▶ [Exercise requirements] Condense the paragraph beginning "On July 6th in 1885" from the Pasteur post below into a short bulleted list that keeps its main facts.

** Text under study follows **

Friday, July 6, 2018

On This Day

On July 6th in 1885, French microbiologist and medical trailblazer Louis Pasteur successfully treated  9-year-old Joseph Meister for rabies, which was previously a death sentence, and made vaccination the magic bullet that began to rid the planet of diseases, and spare billions the legacy of millennia of incurable maladies. (Smallpox, once the scourge of humanity and slayer of hundreds of millions since at least 300 BC, was wiped out completely in 1980, solely and entirely by preventative vaccinations of the type pioneered by Pasteur.)

Until college dropout Playmate of the Year and pretend doctor Jenny McCarthy came along 120 years later, and concluded all that medico-sciencey stuff was just a massive plot to give children autism and make pharmaceutical companies rich, or something, giving a lingerie-thin patina of credibility to legions of low-IQ anti-vaxxer whackjobs who got tired of looking for extra-terrestrials, Bigfoot, and the Loch Ness monster, and now have a new hobby to pursue.


Reltney McFee said...

** End of Text under study **
** Dataset content follows **

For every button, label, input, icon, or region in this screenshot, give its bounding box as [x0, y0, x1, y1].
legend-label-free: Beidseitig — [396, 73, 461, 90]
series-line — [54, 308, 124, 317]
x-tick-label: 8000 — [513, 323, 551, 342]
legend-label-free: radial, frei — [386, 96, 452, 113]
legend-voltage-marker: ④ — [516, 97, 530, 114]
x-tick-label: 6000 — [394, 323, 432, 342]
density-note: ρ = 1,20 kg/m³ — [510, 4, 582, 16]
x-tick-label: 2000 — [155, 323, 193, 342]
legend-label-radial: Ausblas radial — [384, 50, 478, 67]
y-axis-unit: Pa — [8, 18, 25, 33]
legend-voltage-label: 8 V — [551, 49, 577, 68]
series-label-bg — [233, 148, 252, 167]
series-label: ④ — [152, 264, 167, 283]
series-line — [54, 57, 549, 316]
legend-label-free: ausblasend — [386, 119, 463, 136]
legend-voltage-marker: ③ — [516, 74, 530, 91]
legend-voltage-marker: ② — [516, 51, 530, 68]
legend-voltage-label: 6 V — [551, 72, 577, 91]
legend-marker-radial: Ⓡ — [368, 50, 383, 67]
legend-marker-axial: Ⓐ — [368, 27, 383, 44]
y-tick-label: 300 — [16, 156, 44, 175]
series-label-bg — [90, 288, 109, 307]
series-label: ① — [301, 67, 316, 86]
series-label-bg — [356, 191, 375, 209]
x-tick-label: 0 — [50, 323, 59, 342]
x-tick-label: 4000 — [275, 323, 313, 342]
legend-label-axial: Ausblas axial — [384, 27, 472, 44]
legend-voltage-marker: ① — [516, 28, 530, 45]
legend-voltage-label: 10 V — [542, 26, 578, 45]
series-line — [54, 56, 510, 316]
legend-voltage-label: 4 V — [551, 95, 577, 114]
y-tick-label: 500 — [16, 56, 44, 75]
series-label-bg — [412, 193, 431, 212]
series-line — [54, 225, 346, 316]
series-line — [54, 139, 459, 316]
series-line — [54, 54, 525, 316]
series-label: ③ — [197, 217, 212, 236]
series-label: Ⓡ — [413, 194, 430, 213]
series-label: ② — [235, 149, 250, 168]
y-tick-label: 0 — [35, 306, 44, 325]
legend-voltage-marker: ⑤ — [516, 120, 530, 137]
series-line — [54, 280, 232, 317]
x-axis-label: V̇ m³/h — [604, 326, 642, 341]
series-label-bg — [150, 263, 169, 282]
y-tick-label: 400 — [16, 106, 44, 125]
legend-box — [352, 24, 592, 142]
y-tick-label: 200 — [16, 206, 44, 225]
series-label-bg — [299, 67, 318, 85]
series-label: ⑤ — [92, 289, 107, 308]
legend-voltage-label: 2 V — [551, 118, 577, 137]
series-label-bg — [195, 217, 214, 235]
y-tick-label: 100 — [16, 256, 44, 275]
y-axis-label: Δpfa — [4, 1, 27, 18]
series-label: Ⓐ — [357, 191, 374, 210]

** End of Dataset content **

▶ [Task result]
- On July 6, 1885, French microbiologist Louis Pasteur successfully treated 9-year-old Joseph Meister for rabies, which had previously been a death sentence.
- This made vaccination the magic bullet that began to rid the planet of diseases and spared billions from incurable maladies.
- Smallpox had killed hundreds of millions since at least 300 BC. It was wiped out completely in 1980 solely by preventative vaccinations of the type Pasteur pioneered.